- **Reading text**
┌────────

Pacificair
| IATA | ICAO | Call sign |
| 3F | - | - |
- Founded: 1947; 79 years ago
- Hubs: Ninoy Aquino International Airport
- Fleet size: 4
- Headquarters: Manila, Philippines
- Website: pacificair.com.ph^{[failed verification]}

= Pacificair =

Charter airline based in the Philippines

Pacific Airways Corporation operating as Pacificair is a charter airline based in Manila in the Philippines. It operates scheduled passenger flights, as well as air taxi services, and agricultural work. Its main base is Ninoy Aquino International Airport, Manila.

==History==
The airline was established in 1947. However, its franchise to operate air services was approved by Congress of the Philippines on February 23, 1995, through Republic Act No. 7909.

└────────

- **List of tasks**
[1] Transcribe the part of the Pacificair article starting with "Pacific Airways Corporation" and going on through "International Airport, Manila.".
[2] Continue the Pacificair article from the point where it stops.

- **Document understanding data**
┌────────

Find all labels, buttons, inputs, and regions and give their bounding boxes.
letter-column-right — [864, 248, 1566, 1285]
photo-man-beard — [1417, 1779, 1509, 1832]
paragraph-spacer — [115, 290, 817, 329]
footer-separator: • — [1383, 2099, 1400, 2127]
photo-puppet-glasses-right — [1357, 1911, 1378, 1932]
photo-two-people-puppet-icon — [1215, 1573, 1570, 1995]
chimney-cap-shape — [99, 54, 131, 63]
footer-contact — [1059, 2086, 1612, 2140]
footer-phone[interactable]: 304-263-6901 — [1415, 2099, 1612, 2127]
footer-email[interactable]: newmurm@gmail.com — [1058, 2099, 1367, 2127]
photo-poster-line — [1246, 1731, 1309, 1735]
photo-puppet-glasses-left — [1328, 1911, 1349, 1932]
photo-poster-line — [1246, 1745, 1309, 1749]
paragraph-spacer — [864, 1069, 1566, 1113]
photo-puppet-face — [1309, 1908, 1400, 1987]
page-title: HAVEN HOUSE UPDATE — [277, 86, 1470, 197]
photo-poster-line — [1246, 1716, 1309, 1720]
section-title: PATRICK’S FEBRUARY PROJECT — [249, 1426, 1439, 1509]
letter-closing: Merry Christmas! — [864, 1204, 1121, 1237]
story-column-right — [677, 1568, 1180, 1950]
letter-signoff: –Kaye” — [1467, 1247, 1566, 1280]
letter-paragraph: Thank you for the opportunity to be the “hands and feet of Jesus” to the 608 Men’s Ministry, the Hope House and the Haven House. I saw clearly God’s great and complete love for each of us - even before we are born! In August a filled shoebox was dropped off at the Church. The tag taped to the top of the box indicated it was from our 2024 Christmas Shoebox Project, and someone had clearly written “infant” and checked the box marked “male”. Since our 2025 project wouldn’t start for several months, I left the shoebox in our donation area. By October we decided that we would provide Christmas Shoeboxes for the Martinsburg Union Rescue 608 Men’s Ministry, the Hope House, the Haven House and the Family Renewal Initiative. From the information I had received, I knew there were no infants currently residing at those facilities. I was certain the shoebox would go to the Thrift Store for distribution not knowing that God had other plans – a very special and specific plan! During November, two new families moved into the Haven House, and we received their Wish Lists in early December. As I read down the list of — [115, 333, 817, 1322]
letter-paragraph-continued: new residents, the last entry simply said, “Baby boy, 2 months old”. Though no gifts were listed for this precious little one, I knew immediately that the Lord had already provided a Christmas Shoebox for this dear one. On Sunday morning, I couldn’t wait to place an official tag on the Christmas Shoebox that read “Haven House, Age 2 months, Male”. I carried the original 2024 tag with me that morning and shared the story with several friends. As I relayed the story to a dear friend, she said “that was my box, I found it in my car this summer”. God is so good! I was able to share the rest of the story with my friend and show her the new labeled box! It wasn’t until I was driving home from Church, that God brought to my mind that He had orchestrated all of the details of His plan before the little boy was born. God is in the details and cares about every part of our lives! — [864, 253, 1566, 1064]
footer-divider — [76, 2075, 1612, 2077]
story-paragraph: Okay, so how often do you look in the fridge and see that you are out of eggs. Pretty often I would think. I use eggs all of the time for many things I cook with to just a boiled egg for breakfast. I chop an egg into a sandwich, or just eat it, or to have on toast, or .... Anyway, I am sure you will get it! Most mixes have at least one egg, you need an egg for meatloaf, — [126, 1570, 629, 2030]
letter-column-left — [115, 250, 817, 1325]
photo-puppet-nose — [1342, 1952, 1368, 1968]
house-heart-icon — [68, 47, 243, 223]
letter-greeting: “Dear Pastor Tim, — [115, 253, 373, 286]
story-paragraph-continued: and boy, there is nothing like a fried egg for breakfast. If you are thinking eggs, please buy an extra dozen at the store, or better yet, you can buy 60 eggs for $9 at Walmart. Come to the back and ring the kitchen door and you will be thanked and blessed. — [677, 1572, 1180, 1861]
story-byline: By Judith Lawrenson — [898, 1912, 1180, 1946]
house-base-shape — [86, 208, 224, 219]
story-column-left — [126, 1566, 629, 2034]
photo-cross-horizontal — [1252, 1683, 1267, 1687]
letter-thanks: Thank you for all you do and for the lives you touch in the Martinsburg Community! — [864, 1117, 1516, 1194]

└────────

- **Answers to each task**
[1]
Pacific Airways Corporation operating as Pacificair is a charter airline based in Manila in the Philippines. It operates scheduled passenger flights, as well as air taxi services, and agricultural work. Its main base is Ninoy Aquino International Airport, Manila.

[2]
==Incidents and accidents==
On 2 April 1996, de Havilland Canada DHC-6 Twin Otter 200 RP-C1154 taxied across Manila International Airport runway 13 at the Taxiway F1 intersection. At the same moment Boeing 737 (EI-BZF) was taking off and collided with the Twin Otter. The 737 carried the Twin Otter for 130 m before coming to a halt. The aircraft was taxiing to the Pacific Airways hangar after passenger disembarkation at the General Aviation ramp.

On 9 June 1999, Britten-Norman BN-2A-21 Islander RP-C471 crashed near Coron Airport and was written off. There was two crew fatality (pilot: Angelito V. Ruiz, SR. & Co-pilot J. Cristobal).

On 16 October 2004, Britten-Norman BN-2A-21 Islander RP-C1325, bound from Coron Airport to Puerto Princesa Airport with 700 kilos of live fish, flew into the side of Mount Tagpao. Weather was poor with heavy rains. There were two crew fatalities. The aircraft was written off.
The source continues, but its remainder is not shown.